GOAL OF THE EXERCISE: Every entry needs to be printed exactly, please.

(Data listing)
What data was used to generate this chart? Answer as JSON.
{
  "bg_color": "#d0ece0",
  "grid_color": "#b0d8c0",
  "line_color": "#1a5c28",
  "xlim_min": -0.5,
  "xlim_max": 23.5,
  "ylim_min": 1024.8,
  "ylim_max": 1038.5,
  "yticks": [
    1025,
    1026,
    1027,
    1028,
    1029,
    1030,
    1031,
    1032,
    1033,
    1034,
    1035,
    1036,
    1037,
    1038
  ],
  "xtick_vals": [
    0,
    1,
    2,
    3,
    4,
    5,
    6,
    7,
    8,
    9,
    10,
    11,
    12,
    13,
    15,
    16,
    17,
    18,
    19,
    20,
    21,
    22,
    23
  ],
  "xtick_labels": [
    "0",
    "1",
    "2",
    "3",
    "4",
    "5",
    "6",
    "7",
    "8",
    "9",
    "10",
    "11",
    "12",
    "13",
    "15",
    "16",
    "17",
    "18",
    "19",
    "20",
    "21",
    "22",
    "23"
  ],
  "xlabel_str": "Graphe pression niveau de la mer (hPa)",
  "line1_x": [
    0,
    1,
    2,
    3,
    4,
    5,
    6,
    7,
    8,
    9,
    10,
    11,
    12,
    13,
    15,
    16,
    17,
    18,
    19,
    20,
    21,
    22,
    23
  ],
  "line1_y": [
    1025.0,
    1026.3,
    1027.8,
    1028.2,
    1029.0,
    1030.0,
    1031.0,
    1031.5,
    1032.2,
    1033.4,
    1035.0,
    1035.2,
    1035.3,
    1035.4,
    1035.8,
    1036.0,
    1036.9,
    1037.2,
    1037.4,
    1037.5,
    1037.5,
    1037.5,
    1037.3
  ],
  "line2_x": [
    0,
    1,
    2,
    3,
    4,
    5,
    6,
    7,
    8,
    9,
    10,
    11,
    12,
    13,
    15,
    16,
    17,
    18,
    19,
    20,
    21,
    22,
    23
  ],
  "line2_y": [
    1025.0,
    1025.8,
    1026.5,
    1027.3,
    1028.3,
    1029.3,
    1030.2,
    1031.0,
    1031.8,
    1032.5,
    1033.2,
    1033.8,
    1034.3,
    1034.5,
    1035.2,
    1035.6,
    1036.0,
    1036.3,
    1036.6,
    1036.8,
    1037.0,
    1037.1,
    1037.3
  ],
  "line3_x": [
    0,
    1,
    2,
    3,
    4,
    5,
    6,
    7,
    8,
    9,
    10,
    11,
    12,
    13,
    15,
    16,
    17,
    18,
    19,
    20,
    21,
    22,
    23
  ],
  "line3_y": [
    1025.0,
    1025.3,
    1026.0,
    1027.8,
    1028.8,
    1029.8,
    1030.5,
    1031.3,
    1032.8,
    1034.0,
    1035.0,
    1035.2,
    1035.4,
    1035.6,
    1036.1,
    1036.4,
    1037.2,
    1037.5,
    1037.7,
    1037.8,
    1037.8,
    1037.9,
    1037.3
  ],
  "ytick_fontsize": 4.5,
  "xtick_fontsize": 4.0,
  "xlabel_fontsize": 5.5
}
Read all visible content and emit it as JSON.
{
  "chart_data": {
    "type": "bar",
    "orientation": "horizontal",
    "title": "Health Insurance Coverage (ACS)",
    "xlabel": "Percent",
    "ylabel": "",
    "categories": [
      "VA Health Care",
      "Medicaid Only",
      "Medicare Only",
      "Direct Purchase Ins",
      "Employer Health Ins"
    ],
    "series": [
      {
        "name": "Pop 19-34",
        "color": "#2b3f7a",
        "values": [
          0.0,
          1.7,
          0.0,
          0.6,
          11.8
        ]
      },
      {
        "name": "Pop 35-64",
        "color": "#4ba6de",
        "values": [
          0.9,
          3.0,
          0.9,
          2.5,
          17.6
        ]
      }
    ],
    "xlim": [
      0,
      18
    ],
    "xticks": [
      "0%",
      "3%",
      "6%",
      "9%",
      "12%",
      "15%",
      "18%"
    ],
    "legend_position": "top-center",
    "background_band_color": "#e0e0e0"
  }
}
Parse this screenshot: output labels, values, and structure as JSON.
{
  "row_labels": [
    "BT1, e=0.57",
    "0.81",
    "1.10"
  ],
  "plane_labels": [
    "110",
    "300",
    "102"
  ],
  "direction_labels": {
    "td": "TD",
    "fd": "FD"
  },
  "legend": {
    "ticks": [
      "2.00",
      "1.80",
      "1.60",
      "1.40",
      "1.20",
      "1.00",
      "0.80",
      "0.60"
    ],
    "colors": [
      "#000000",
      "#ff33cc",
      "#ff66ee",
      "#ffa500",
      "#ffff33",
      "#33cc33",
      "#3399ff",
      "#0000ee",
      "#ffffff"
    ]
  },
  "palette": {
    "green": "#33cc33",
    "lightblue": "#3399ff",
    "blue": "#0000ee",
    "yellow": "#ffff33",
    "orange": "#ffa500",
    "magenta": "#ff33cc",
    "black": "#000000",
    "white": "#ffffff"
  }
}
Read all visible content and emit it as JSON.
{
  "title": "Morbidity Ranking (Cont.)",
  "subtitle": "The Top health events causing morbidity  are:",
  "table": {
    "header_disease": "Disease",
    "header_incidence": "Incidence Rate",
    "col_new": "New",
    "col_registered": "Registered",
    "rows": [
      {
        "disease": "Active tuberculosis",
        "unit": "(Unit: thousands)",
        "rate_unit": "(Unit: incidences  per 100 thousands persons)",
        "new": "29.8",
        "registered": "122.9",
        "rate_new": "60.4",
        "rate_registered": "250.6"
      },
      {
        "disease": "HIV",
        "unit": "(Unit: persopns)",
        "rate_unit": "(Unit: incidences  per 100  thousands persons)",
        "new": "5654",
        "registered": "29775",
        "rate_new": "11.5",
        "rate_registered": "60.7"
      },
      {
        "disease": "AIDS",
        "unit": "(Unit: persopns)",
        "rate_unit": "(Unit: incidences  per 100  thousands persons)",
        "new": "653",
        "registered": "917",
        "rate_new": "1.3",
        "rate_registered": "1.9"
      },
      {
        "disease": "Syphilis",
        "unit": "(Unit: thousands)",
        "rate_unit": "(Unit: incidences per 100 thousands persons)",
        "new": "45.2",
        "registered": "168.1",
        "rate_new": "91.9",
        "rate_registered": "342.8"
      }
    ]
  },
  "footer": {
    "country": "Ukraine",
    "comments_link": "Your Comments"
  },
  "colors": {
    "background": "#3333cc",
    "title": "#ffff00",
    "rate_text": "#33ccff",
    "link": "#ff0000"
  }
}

COMPLETE RESPONSE:
What data was used to generate this chart? Answer as JSON.
{
  "bg_color": "#d0ece0",
  "grid_color": "#b0d8c0",
  "line_color": "#1a5c28",
  "xlim_min": -0.5,
  "xlim_max": 23.5,
  "ylim_min": 1024.8,
  "ylim_max": 1038.5,
  "yticks": [
    1025,
    1026,
    1027,
    1028,
    1029,
    1030,
    1031,
    1032,
    1033,
    1034,
    1035,
    1036,
    1037,
    1038
  ],
  "xtick_vals": [
    0,
    1,
    2,
    3,
    4,
    5,
    6,
    7,
    8,
    9,
    10,
    11,
    12,
    13,
    15,
    16,
    17,
    18,
    19,
    20,
    21,
    22,
    23
  ],
  "xtick_labels": [
    "0",
    "1",
    "2",
    "3",
    "4",
    "5",
    "6",
    "7",
    "8",
    "9",
    "10",
    "11",
    "12",
    "13",
    "15",
    "16",
    "17",
    "18",
    "19",
    "20",
    "21",
    "22",
    "23"
  ],
  "xlabel_str": "Graphe pression niveau de la mer (hPa)",
  "line1_x": [
    0,
    1,
    2,
    3,
    4,
    5,
    6,
    7,
    8,
    9,
    10,
    11,
    12,
    13,
    15,
    16,
    17,
    18,
    19,
    20,
    21,
    22,
    23
  ],
  "line1_y": [
    1025.0,
    1026.3,
    1027.8,
    1028.2,
    1029.0,
    1030.0,
    1031.0,
    1031.5,
    1032.2,
    1033.4,
    1035.0,
    1035.2,
    1035.3,
    1035.4,
    1035.8,
    1036.0,
    1036.9,
    1037.2,
    1037.4,
    1037.5,
    1037.5,
    1037.5,
    1037.3
  ],
  "line2_x": [
    0,
    1,
    2,
    3,
    4,
    5,
    6,
    7,
    8,
    9,
    10,
    11,
    12,
    13,
    15,
    16,
    17,
    18,
    19,
    20,
    21,
    22,
    23
  ],
  "line2_y": [
    1025.0,
    1025.8,
    1026.5,
    1027.3,
    1028.3,
    1029.3,
    1030.2,
    1031.0,
    1031.8,
    1032.5,
    1033.2,
    1033.8,
    1034.3,
    1034.5,
    1035.2,
    1035.6,
    1036.0,
    1036.3,
    1036.6,
    1036.8,
    1037.0,
    1037.1,
    1037.3
  ],
  "line3_x": [
    0,
    1,
    2,
    3,
    4,
    5,
    6,
    7,
    8,
    9,
    10,
    11,
    12,
    13,
    15,
    16,
    17,
    18,
    19,
    20,
    21,
    22,
    23
  ],
  "line3_y": [
    1025.0,
    1025.3,
    1026.0,
    1027.8,
    1028.8,
    1029.8,
    1030.5,
    1031.3,
    1032.8,
    1034.0,
    1035.0,
    1035.2,
    1035.4,
    1035.6,
    1036.1,
    1036.4,
    1037.2,
    1037.5,
    1037.7,
    1037.8,
    1037.8,
    1037.9,
    1037.3
  ],
  "ytick_fontsize": 4.5,
  "xtick_fontsize": 4.0,
  "xlabel_fontsize": 5.5
}
Read all visible content and emit it as JSON.
{
  "chart_data": {
    "type": "bar",
    "orientation": "horizontal",
    "title": "Health Insurance Coverage (ACS)",
    "xlabel": "Percent",
    "ylabel": "",
    "categories": [
      "VA Health Care",
      "Medicaid Only",
      "Medicare Only",
      "Direct Purchase Ins",
      "Employer Health Ins"
    ],
    "series": [
      {
        "name": "Pop 19-34",
        "color": "#2b3f7a",
        "values": [
          0.0,
          1.7,
          0.0,
          0.6,
          11.8
        ]
      },
      {
        "name": "Pop 35-64",
        "color": "#4ba6de",
        "values": [
          0.9,
          3.0,
          0.9,
          2.5,
          17.6
        ]
      }
    ],
    "xlim": [
      0,
      18
    ],
    "xticks": [
      "0%",
      "3%",
      "6%",
      "9%",
      "12%",
      "15%",
      "18%"
    ],
    "legend_position": "top-center",
    "background_band_color": "#e0e0e0"
  }
}
Parse this screenshot: output labels, values, and structure as JSON.
{
  "row_labels": [
    "BT1, e=0.57",
    "0.81",
    "1.10"
  ],
  "plane_labels": [
    "110",
    "300",
    "102"
  ],
  "direction_labels": {
    "td": "TD",
    "fd": "FD"
  },
  "legend": {
    "ticks": [
      "2.00",
      "1.80",
      "1.60",
      "1.40",
      "1.20",
      "1.00",
      "0.80",
      "0.60"
    ],
    "colors": [
      "#000000",
      "#ff33cc",
      "#ff66ee",
      "#ffa500",
      "#ffff33",
      "#33cc33",
      "#3399ff",
      "#0000ee",
      "#ffffff"
    ]
  },
  "palette": {
    "green": "#33cc33",
    "lightblue": "#3399ff",
    "blue": "#0000ee",
    "yellow": "#ffff33",
    "orange": "#ffa500",
    "magenta": "#ff33cc",
    "black": "#000000",
    "white": "#ffffff"
  }
}
Read all visible content and emit it as JSON.
{
  "title": "Morbidity Ranking (Cont.)",
  "subtitle": "The Top health events causing morbidity  are:",
  "table": {
    "header_disease": "Disease",
    "header_incidence": "Incidence Rate",
    "col_new": "New",
    "col_registered": "Registered",
    "rows": [
      {
        "disease": "Active tuberculosis",
        "unit": "(Unit: thousands)",
        "rate_unit": "(Unit: incidences  per 100 thousands persons)",
        "new": "29.8",
        "registered": "122.9",
        "rate_new": "60.4",
        "rate_registered": "250.6"
      },
      {
        "disease": "HIV",
        "unit": "(Unit: persopns)",
        "rate_unit": "(Unit: incidences  per 100  thousands persons)",
        "new": "5654",
        "registered": "29775",
        "rate_new": "11.5",
        "rate_registered": "60.7"
      },
      {
        "disease": "AIDS",
        "unit": "(Unit: persopns)",
        "rate_unit": "(Unit: incidences  per 100  thousands persons)",
        "new": "653",
        "registered": "917",
        "rate_new": "1.3",
        "rate_registered": "1.9"
      },
      {
        "disease": "Syphilis",
        "unit": "(Unit: thousands)",
        "rate_unit": "(Unit: incidences per 100 thousands persons)",
        "new": "45.2",
        "registered": "168.1",
        "rate_new": "91.9",
        "rate_registered": "342.8"
      }
    ]
  },
  "footer": {
    "country": "Ukraine",
    "comments_link": "Your Comments"
  },
  "colors": {
    "background": "#3333cc",
    "title": "#ffff00",
    "rate_text": "#33ccff",
    "link": "#ff0000"
  }
}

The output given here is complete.